◆ **Working data**
━━━━━━━━━━━━━━━━━━━━━━━━━━━━━━
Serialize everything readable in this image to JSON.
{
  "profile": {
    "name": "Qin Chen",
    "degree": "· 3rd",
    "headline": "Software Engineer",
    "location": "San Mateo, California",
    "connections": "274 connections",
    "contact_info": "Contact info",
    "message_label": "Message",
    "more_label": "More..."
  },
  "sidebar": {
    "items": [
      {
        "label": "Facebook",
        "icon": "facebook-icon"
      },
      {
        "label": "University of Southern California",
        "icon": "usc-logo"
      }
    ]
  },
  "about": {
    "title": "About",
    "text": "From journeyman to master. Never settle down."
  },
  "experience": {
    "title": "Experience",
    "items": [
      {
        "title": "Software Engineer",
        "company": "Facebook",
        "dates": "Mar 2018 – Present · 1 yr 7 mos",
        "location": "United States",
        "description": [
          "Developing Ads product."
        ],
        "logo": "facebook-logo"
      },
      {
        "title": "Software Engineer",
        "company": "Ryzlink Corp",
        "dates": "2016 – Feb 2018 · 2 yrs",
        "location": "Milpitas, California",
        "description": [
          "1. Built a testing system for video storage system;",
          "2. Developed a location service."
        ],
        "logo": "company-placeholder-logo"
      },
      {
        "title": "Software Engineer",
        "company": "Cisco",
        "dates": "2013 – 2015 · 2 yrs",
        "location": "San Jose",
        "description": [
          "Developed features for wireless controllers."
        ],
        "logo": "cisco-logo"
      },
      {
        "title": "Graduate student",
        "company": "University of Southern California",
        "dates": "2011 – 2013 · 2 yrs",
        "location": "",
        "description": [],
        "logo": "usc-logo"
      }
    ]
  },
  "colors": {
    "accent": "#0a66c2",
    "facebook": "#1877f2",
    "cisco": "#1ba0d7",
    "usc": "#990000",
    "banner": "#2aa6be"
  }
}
━━━━━━━━━━━━━━━━━━━━━━━━━━━━━━
◆ **Your task**
Each line of the material should be echoed exactly.

◆ **Finished answer**
Serialize everything readable in this image to JSON.
{
  "profile": {
    "name": "Qin Chen",
    "degree": "· 3rd",
    "headline": "Software Engineer",
    "location": "San Mateo, California",
    "connections": "274 connections",
    "contact_info": "Contact info",
    "message_label": "Message",
    "more_label": "More..."
  },
  "sidebar": {
    "items": [
      {
        "label": "Facebook",
        "icon": "facebook-icon"
      },
      {
        "label": "University of Southern California",
        "icon": "usc-logo"
      }
    ]
  },
  "about": {
    "title": "About",
    "text": "From journeyman to master. Never settle down."
  },
  "experience": {
    "title": "Experience",
    "items": [
      {
        "title": "Software Engineer",
        "company": "Facebook",
        "dates": "Mar 2018 – Present · 1 yr 7 mos",
        "location": "United States",
        "description": [
          "Developing Ads product."
        ],
        "logo": "facebook-logo"
      },
      {
        "title": "Software Engineer",
        "company": "Ryzlink Corp",
        "dates": "2016 – Feb 2018 · 2 yrs",
        "location": "Milpitas, California",
        "description": [
          "1. Built a testing system for video storage system;",
          "2. Developed a location service."
        ],
        "logo": "company-placeholder-logo"
      },
      {
        "title": "Software Engineer",
        "company": "Cisco",
        "dates": "2013 – 2015 · 2 yrs",
        "location": "San Jose",
        "description": [
          "Developed features for wireless controllers."
        ],
        "logo": "cisco-logo"
      },
      {
        "title": "Graduate student",
        "company": "University of Southern California",
        "dates": "2011 – 2013 · 2 yrs",
        "location": "",
        "description": [],
        "logo": "usc-logo"
      }
    ]
  },
  "colors": {
    "accent": "#0a66c2",
    "facebook": "#1877f2",
    "cisco": "#1ba0d7",
    "usc": "#990000",
    "banner": "#2aa6be"
  }
}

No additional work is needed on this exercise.